**** DATA PROVIDED ****

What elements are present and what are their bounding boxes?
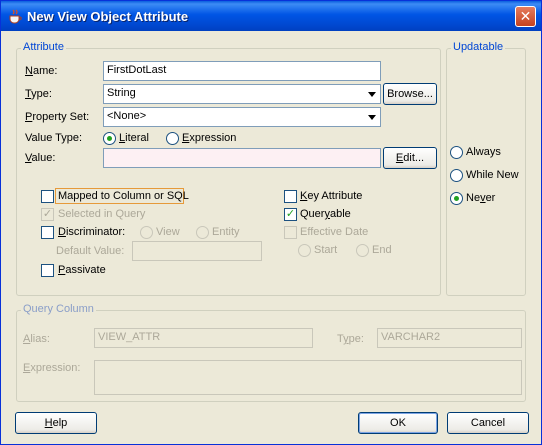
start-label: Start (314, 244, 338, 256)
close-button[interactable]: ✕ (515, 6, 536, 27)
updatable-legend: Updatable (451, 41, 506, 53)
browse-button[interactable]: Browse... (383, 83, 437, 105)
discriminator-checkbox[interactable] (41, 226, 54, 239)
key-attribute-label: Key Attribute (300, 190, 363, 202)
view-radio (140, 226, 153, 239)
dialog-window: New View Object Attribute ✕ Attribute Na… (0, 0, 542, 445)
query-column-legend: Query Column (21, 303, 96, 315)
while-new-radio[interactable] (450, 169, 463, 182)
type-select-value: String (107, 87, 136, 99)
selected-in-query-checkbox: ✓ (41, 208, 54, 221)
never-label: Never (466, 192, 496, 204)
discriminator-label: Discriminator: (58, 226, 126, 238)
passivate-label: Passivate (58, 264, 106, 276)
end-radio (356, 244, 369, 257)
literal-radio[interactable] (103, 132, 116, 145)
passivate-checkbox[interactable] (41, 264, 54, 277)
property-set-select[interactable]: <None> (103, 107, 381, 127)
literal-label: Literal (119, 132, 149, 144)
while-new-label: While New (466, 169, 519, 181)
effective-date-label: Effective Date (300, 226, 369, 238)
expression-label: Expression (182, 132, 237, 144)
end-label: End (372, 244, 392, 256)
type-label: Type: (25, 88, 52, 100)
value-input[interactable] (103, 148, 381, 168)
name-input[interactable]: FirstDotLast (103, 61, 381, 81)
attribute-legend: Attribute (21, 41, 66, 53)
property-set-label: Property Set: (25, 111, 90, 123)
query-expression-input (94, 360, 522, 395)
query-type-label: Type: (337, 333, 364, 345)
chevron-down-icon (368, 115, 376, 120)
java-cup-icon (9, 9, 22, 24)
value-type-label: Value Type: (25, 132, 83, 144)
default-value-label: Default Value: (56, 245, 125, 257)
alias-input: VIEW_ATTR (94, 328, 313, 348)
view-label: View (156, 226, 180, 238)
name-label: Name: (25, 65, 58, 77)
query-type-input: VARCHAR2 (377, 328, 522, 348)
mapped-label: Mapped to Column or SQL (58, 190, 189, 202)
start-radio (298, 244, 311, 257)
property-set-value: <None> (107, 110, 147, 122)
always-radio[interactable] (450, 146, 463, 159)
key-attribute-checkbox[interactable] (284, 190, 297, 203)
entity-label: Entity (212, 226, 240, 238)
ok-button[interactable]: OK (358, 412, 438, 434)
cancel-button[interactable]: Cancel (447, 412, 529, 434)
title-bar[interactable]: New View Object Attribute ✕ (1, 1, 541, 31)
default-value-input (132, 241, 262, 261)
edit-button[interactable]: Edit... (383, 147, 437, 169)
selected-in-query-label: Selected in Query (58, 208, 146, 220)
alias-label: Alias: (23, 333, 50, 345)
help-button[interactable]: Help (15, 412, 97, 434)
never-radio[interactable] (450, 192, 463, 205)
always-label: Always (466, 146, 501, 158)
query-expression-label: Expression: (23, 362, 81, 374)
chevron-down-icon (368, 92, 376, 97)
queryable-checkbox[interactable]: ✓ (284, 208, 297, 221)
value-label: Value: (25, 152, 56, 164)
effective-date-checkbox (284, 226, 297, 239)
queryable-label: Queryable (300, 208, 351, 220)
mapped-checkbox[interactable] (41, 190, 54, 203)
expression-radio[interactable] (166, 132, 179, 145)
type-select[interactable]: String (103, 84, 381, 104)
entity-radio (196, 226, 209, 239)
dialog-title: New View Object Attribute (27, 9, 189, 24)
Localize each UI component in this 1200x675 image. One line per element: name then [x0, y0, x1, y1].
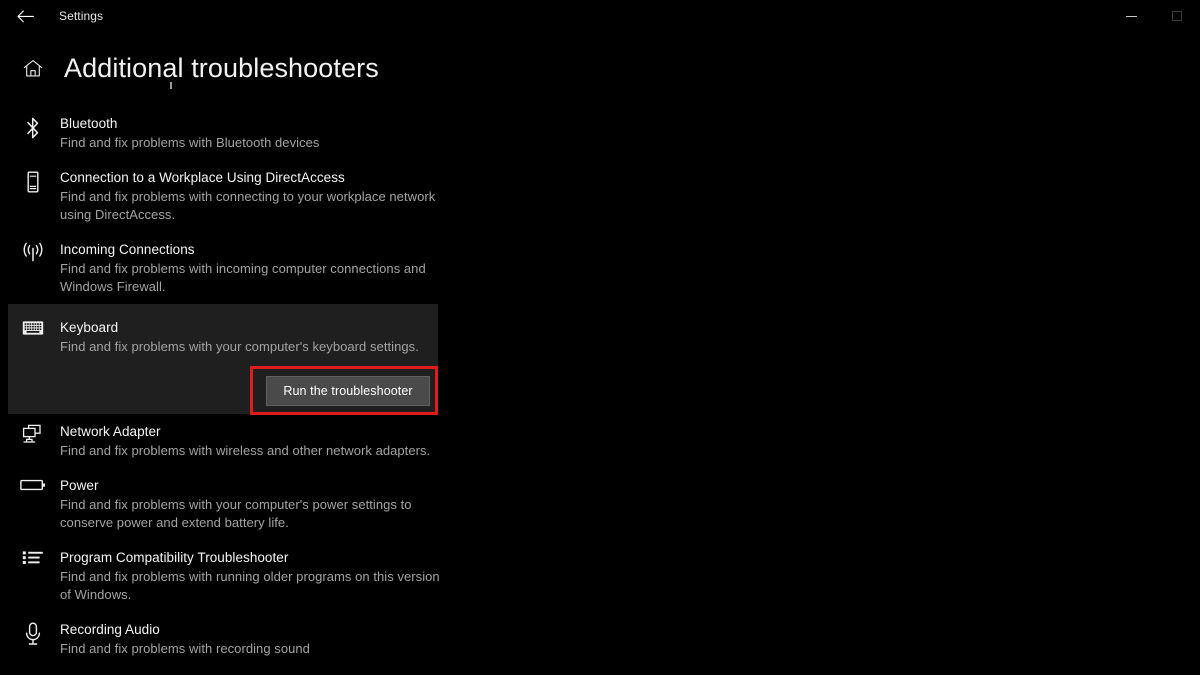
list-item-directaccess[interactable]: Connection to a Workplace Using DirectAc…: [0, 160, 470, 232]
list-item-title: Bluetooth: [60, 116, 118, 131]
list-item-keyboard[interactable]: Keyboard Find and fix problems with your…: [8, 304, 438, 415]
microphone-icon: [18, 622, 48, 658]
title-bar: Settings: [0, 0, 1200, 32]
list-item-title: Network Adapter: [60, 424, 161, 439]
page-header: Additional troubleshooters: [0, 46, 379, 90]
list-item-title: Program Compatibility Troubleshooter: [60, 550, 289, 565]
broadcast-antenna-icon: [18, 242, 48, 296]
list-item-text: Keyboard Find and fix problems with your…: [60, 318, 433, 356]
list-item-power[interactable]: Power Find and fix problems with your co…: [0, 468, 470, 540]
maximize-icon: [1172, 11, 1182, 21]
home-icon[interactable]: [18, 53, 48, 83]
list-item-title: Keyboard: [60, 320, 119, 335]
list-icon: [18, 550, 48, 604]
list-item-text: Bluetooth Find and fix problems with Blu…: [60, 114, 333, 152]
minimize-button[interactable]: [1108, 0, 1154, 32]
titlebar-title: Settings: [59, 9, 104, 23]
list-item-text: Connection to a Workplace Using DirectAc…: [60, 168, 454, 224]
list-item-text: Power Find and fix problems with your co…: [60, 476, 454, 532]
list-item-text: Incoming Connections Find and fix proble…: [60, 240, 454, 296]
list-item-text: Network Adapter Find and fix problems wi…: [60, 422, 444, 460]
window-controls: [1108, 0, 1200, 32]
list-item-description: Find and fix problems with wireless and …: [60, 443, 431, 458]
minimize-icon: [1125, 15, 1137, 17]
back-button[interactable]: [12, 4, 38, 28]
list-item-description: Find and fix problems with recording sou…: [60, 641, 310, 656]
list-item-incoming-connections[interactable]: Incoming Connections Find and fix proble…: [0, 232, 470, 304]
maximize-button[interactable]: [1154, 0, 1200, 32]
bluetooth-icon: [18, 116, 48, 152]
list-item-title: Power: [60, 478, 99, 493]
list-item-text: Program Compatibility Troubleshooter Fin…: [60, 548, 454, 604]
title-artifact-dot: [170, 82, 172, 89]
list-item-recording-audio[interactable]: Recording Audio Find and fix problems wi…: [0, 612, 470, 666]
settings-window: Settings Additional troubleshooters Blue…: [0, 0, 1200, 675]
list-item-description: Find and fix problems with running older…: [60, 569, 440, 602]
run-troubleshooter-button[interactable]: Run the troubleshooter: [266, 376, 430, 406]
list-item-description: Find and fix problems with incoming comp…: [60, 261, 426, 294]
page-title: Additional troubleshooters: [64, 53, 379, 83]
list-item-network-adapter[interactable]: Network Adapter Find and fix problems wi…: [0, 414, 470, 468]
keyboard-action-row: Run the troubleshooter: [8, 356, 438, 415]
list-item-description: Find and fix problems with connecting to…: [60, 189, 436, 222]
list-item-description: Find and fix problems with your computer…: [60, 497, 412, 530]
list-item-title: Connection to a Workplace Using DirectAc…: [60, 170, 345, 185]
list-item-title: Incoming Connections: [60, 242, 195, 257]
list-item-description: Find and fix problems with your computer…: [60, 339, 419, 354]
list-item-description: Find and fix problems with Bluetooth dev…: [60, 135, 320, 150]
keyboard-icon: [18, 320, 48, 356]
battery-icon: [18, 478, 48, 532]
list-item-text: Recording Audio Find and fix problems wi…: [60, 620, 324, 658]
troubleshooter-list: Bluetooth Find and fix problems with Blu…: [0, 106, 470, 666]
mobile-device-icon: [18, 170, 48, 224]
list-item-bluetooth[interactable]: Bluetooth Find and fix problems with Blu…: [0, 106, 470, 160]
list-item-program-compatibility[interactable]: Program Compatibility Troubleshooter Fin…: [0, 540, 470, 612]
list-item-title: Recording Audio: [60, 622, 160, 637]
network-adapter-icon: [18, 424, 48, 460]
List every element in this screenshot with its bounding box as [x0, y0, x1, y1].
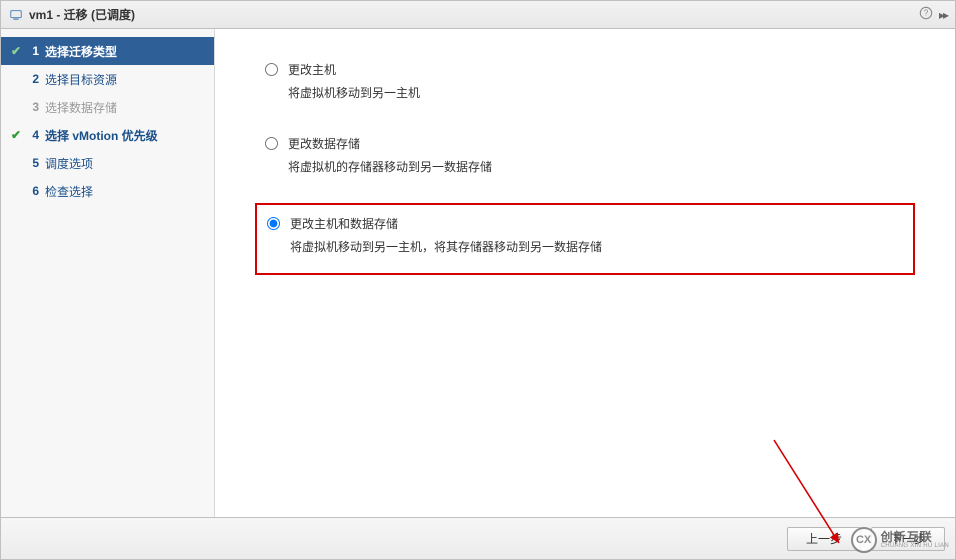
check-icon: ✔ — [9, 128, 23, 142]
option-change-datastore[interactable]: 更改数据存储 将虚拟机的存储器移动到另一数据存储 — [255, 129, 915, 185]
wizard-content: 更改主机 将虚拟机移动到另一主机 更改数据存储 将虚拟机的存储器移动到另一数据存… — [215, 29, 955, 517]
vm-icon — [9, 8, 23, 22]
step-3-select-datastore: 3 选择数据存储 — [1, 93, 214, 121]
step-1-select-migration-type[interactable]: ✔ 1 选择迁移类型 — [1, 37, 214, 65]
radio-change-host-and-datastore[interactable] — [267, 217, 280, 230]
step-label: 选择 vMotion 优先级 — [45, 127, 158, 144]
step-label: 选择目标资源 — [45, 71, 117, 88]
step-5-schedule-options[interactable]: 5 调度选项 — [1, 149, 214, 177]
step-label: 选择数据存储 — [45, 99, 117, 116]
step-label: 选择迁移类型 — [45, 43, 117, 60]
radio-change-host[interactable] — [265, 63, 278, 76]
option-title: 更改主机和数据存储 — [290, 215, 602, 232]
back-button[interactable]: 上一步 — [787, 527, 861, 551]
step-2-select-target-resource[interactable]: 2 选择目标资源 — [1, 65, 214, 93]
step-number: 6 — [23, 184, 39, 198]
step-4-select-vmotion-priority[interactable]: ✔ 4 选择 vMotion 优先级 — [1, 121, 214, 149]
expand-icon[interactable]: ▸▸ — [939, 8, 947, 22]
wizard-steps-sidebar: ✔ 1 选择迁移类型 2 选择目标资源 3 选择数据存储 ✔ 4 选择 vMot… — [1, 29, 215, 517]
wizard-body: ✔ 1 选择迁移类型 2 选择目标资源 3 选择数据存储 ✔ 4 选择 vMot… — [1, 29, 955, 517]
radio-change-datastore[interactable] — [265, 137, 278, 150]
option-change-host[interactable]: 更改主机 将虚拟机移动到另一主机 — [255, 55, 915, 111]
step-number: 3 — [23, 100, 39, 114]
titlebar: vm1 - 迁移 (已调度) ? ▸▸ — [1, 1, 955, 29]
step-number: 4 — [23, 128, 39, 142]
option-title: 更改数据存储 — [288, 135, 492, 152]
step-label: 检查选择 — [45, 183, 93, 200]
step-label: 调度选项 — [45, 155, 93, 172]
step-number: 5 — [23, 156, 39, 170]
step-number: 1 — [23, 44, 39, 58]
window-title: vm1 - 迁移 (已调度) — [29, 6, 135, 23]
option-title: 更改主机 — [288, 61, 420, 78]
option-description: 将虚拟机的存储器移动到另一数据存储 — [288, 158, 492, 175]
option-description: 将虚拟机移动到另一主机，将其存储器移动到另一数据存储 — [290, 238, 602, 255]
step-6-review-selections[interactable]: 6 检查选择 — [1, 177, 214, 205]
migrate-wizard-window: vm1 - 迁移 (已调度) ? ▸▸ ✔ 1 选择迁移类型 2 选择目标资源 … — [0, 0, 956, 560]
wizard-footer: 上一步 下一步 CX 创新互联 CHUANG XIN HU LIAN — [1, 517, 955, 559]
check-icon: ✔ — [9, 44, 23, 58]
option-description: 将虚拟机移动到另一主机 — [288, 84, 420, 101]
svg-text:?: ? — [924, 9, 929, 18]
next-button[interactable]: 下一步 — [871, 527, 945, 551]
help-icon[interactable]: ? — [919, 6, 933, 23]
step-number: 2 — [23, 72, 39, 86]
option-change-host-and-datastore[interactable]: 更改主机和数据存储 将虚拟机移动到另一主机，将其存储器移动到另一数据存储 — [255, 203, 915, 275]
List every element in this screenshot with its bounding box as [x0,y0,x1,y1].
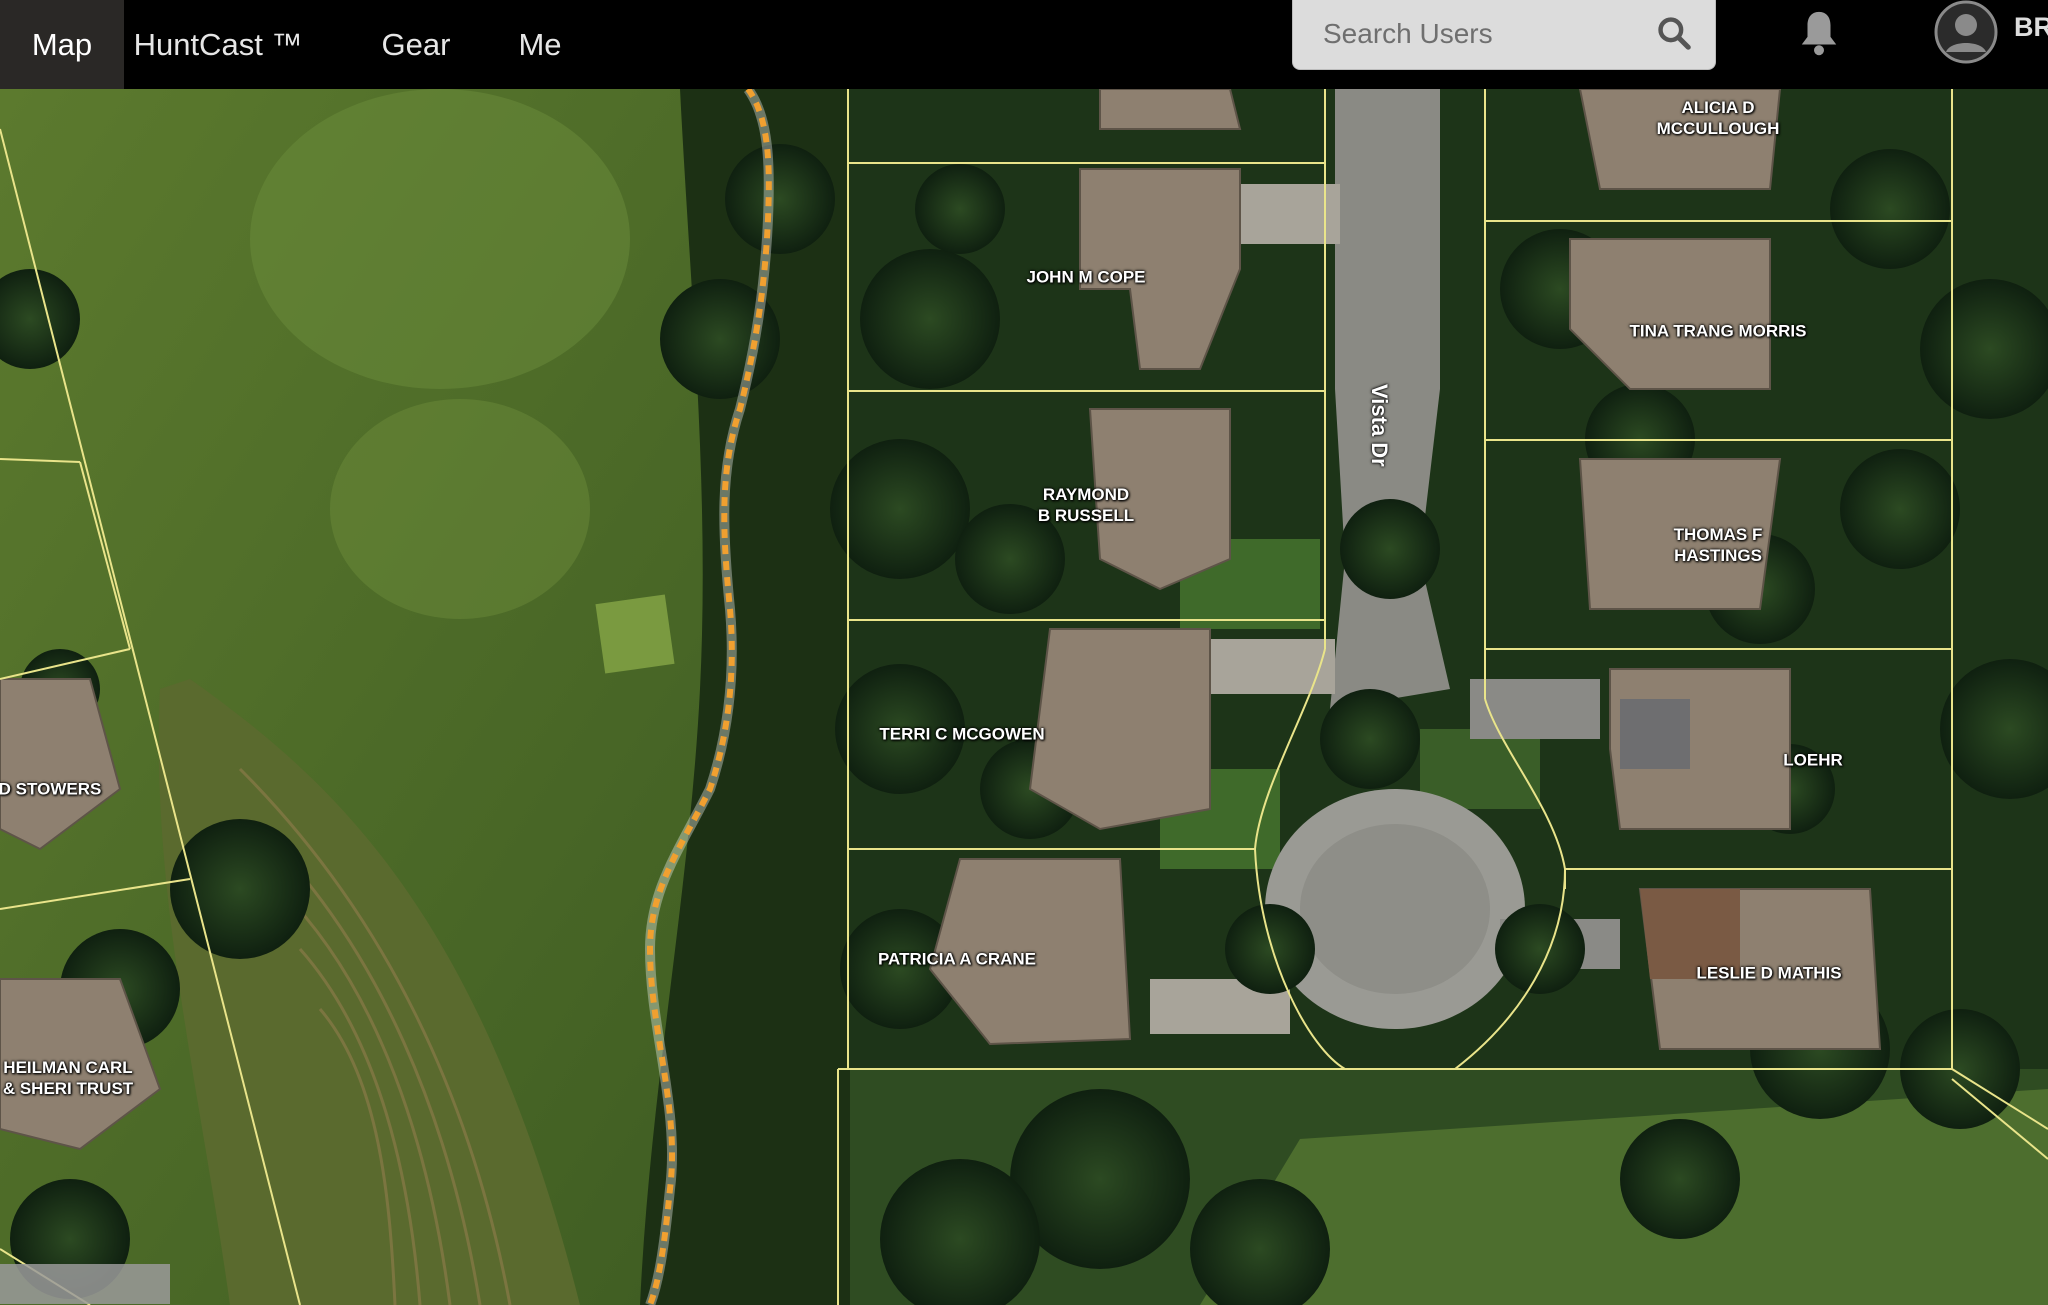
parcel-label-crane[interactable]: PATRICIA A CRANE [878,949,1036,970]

****

_WRITTEN INSTRUCTION_: Convert the lines starting at the one containing "check-icon: ✔ — [9, 128, 23, 142]" and ending at the one containing "wizard-footer: 上一步 下一步" into a Markdown table with the columns No. and Entry Line, skipping any blank lines.

_EXERCISE SOLUTION_:
| No. | Entry Line |
|---|---|
| 1 | check-icon: ✔ — [9, 128, 23, 142] |
| 2 | option-change-datastore[interactable]: 更改数据存储 将虚拟机的存储器移动到另一数据存储 — [255, 129, 915, 185] |
| 3 | wizard-content: 更改主机 将虚拟机移动到另一主机 更改数据存储 将虚拟机的存储器移动到另一数据存… — [215, 29, 955, 517] |
| 4 | vm-icon — [9, 8, 23, 22] |
| 5 | step-3-select-datastore: 3 选择数据存储 — [1, 93, 214, 121] |
| 6 | step-1-select-migration-type[interactable]: ✔ 1 选择迁移类型 — [1, 37, 214, 65] |
| 7 | radio-change-host-and-datastore[interactable] — [267, 217, 280, 230] |
| 8 | step-label: 选择 vMotion 优先级 — [45, 127, 158, 144] |
| 9 | step-label: 选择目标资源 — [45, 71, 117, 88] |
| 10 | step-5-schedule-options[interactable]: 5 调度选项 — [1, 149, 214, 177] |
| 11 | step-label: 选择数据存储 — [45, 99, 117, 116] |
| 12 | step-label: 选择迁移类型 — [45, 43, 117, 60] |
| 13 | radio-change-host[interactable] — [265, 63, 278, 76] |
| 14 | option-title: 更改主机和数据存储 — [290, 215, 602, 232] |
| 15 | back-button[interactable]: 上一步 — [787, 527, 861, 551] |
| 16 | step-2-select-target-resource[interactable]: 2 选择目标资源 — [1, 65, 214, 93] |
| 17 | step-number: 6 — [23, 184, 39, 198] |
| 18 | step-4-select-vmotion-priority[interactable]: ✔ 4 选择 vMotion 优先级 — [1, 121, 214, 149] |
| 19 | expand-icon[interactable]: ▸▸ — [939, 8, 947, 22] |
| 20 | wizard-steps-sidebar: ✔ 1 选择迁移类型 2 选择目标资源 3 选择数据存储 ✔ 4 选择 vMot… — [1, 29, 215, 517] |
| 21 | wizard-body: ✔ 1 选择迁移类型 2 选择目标资源 3 选择数据存储 ✔ 4 选择 vMot… — [1, 29, 955, 517] |
| 22 | radio-change-datastore[interactable] — [265, 137, 278, 150] |
| 23 | option-change-host[interactable]: 更改主机 将虚拟机移动到另一主机 — [255, 55, 915, 111] |
| 24 | step-number: 3 — [23, 100, 39, 114] |
| 25 | titlebar: vm1 - 迁移 (已调度) ? ▸▸ — [1, 1, 955, 29] |
| 26 | step-number: 4 — [23, 128, 39, 142] |
| 27 | option-title: 更改数据存储 — [288, 135, 492, 152] |
| 28 | step-label: 检查选择 — [45, 183, 93, 200] |
| 29 | step-label: 调度选项 — [45, 155, 93, 172] |
| 30 | step-number: 5 — [23, 156, 39, 170] |
| 31 | step-number: 1 — [23, 44, 39, 58] |
| 32 | window-title: vm1 - 迁移 (已调度) — [29, 6, 135, 23] |
| 33 | option-title: 更改主机 — [288, 61, 420, 78] |
| 34 | option-description: 将虚拟机的存储器移动到另一数据存储 — [288, 158, 492, 175] |
| 35 | option-description: 将虚拟机移动到另一主机，将其存储器移动到另一数据存储 — [290, 238, 602, 255] |
| 36 | step-6-review-selections[interactable]: 6 检查选择 — [1, 177, 214, 205] |
| 37 | migrate-wizard-window: vm1 - 迁移 (已调度) ? ▸▸ ✔ 1 选择迁移类型 2 选择目标资源 … — [0, 0, 956, 560] |
| 38 | wizard-footer: 上一步 下一步 CX 创新互联 CHUANG XIN HU LIAN — [1, 517, 955, 559] |